PROBLEM:
Report every line in the listing that contains the string "突破了在武广客运专线长轨焊接".
────
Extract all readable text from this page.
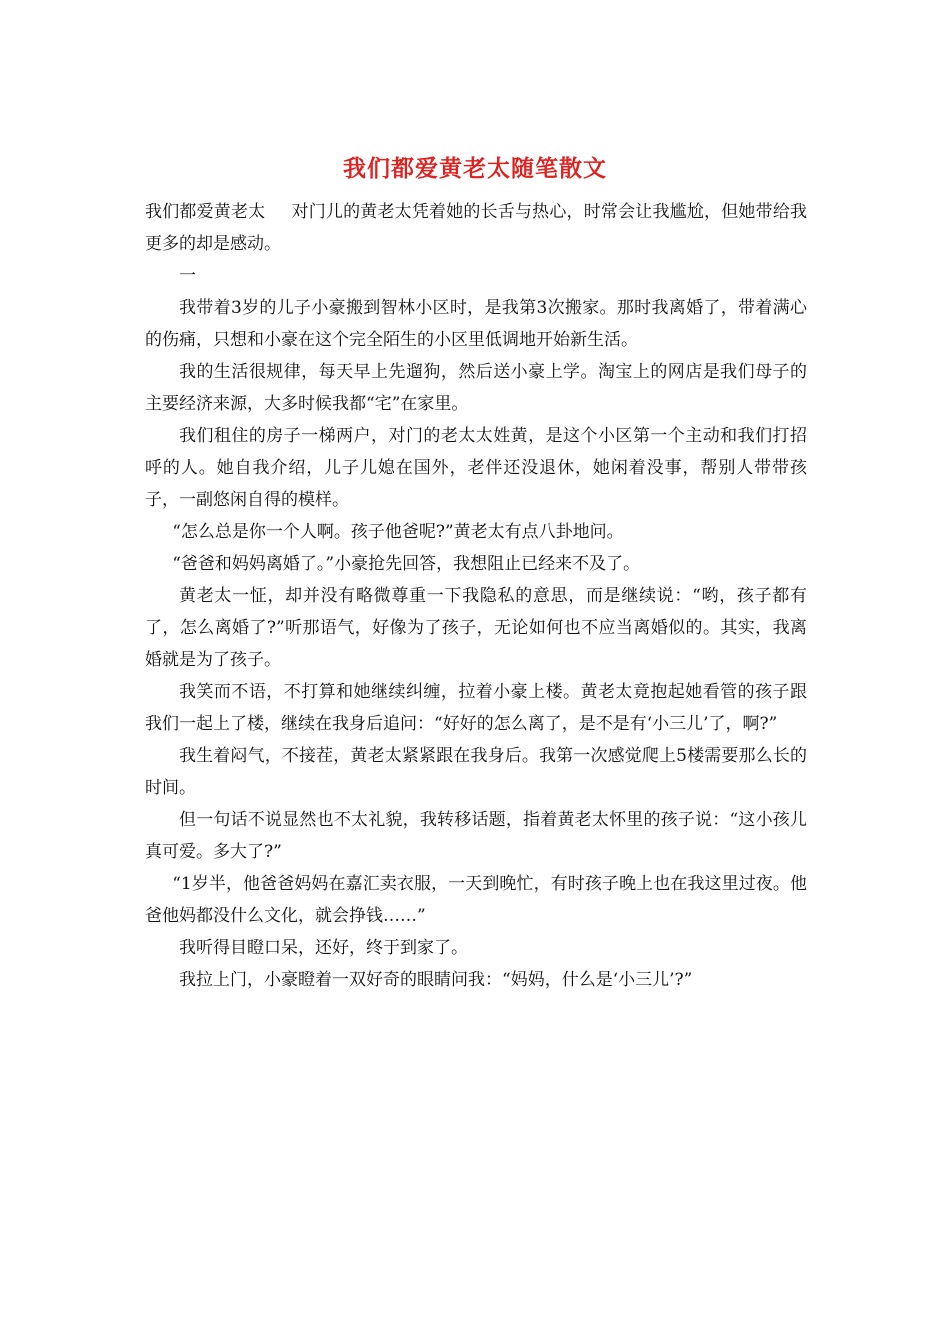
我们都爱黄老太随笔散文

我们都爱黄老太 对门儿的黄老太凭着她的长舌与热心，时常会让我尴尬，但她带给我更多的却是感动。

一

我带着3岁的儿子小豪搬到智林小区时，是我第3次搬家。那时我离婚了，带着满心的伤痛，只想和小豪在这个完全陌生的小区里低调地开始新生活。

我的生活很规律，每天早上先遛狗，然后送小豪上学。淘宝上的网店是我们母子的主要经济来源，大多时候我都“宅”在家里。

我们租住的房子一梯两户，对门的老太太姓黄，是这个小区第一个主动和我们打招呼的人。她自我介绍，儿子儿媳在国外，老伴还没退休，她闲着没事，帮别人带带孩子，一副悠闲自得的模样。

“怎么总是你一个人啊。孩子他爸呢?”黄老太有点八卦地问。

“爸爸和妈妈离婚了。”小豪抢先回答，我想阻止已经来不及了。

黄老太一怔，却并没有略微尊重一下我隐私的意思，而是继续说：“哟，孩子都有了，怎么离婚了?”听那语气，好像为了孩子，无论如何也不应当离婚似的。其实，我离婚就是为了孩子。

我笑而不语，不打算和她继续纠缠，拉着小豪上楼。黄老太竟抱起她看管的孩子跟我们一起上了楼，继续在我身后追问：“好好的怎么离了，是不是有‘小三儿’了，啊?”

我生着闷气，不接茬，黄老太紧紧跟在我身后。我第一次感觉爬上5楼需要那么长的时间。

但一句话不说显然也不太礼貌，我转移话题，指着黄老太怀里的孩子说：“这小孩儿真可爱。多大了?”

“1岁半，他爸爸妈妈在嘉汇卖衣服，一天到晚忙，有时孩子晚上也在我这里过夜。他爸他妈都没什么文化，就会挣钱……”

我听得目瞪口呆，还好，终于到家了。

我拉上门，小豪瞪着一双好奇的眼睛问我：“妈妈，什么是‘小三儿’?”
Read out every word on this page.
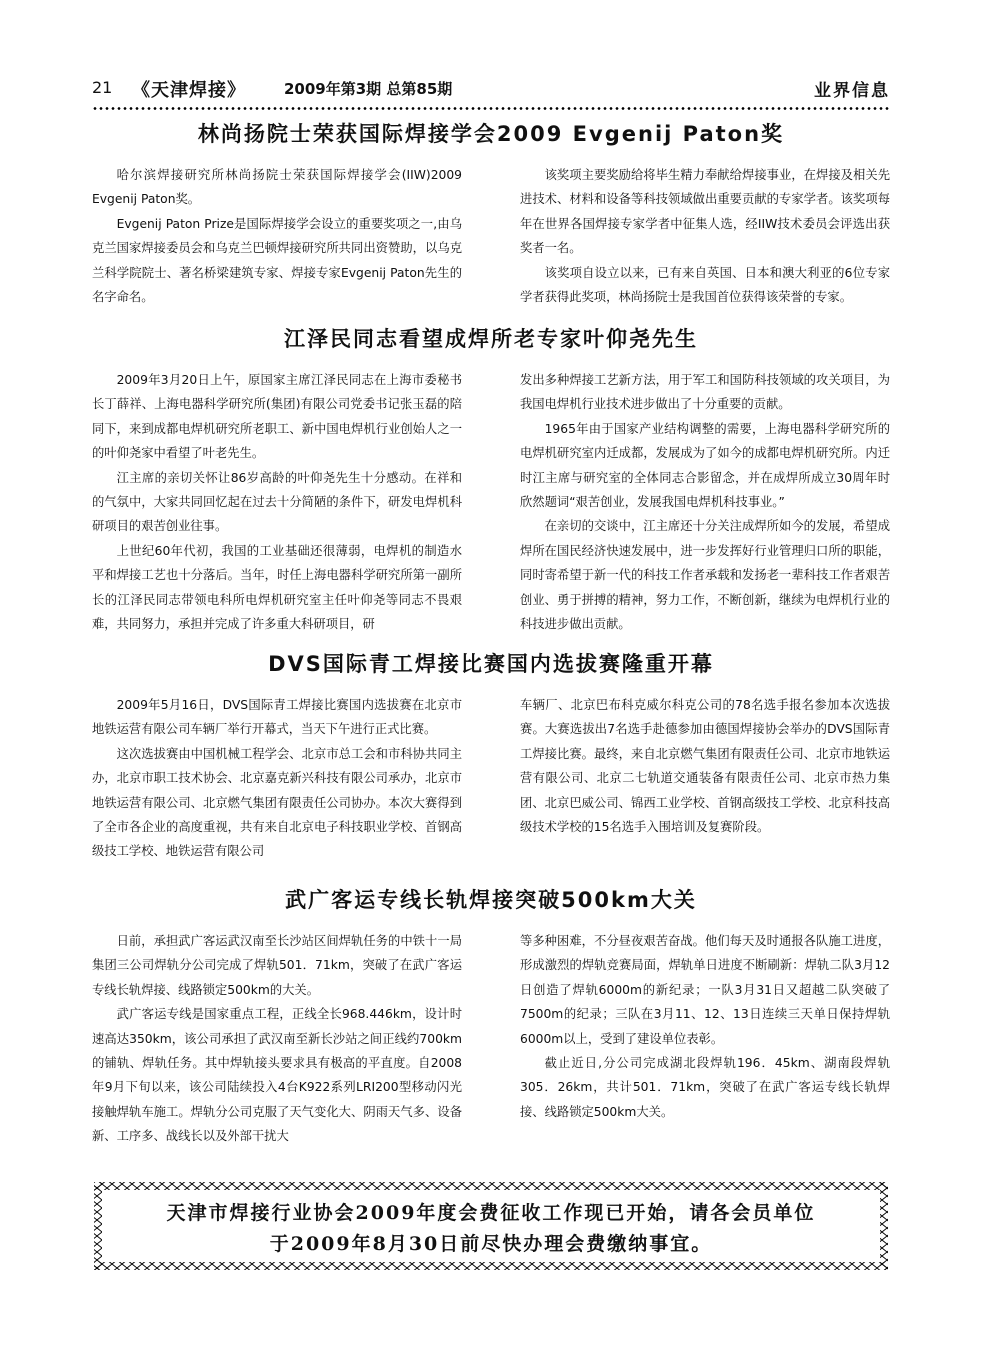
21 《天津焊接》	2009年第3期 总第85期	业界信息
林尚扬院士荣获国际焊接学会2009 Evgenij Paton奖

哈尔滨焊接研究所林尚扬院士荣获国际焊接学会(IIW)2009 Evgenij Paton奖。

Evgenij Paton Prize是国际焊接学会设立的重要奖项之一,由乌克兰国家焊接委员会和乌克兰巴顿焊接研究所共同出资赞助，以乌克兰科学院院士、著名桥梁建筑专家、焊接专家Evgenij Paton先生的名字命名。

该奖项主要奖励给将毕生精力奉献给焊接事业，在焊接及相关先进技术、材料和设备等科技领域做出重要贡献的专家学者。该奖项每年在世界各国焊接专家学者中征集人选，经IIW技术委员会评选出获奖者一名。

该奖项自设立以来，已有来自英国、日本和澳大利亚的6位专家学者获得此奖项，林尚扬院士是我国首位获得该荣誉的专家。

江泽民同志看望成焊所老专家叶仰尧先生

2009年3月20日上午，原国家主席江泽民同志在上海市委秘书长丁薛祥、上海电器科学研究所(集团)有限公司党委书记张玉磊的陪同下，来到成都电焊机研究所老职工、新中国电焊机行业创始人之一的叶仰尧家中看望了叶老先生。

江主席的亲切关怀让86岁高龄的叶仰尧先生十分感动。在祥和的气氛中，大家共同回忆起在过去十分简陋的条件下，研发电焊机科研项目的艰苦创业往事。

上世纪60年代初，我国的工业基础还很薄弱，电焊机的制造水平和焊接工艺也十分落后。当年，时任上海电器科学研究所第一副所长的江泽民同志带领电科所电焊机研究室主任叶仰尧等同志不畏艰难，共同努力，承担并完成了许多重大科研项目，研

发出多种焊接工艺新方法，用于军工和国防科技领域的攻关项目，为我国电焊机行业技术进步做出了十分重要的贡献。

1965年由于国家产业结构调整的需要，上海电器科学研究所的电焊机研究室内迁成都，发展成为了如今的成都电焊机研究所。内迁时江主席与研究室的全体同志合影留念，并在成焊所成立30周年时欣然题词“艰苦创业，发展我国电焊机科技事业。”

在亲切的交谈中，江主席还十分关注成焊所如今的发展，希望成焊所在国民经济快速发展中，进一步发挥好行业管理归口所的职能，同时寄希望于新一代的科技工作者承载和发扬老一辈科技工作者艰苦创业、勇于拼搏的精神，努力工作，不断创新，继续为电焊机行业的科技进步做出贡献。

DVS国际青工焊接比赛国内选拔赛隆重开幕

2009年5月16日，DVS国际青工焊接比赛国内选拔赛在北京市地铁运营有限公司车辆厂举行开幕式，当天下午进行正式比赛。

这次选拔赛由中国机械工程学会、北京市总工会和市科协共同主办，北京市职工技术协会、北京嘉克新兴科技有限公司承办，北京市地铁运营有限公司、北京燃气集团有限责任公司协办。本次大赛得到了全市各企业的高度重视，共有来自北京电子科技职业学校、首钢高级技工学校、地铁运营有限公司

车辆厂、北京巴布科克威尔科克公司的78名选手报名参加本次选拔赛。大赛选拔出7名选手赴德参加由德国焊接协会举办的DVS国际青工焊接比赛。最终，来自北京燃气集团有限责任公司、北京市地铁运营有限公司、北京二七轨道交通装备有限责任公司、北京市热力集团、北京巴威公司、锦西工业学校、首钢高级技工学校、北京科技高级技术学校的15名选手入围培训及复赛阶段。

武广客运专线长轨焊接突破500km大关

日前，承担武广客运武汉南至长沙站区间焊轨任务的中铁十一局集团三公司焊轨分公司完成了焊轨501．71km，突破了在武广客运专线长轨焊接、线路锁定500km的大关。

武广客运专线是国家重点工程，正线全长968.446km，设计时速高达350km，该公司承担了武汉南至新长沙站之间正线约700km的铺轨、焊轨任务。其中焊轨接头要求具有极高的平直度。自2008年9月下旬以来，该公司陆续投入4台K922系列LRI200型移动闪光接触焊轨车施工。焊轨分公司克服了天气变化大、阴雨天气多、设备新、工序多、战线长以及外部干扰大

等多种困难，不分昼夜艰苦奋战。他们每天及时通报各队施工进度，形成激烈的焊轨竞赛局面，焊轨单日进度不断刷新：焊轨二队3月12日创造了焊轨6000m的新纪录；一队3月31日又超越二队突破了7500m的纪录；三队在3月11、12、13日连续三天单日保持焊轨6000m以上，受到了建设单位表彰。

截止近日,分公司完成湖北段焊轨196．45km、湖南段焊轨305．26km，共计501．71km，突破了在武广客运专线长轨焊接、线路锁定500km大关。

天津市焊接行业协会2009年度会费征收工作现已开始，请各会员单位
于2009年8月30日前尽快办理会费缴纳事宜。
────
SOLUTION:
日前，承担武广客运武汉南至长沙站区间焊轨任务的中铁十一局集团三公司焊轨分公司完成了焊轨501．71km，突破了在武广客运专线长轨焊接、线路锁定500km的大关。
截止近日,分公司完成湖北段焊轨196．45km、湖南段焊轨305．26km，共计501．71km，突破了在武广客运专线长轨焊接、线路锁定500km大关。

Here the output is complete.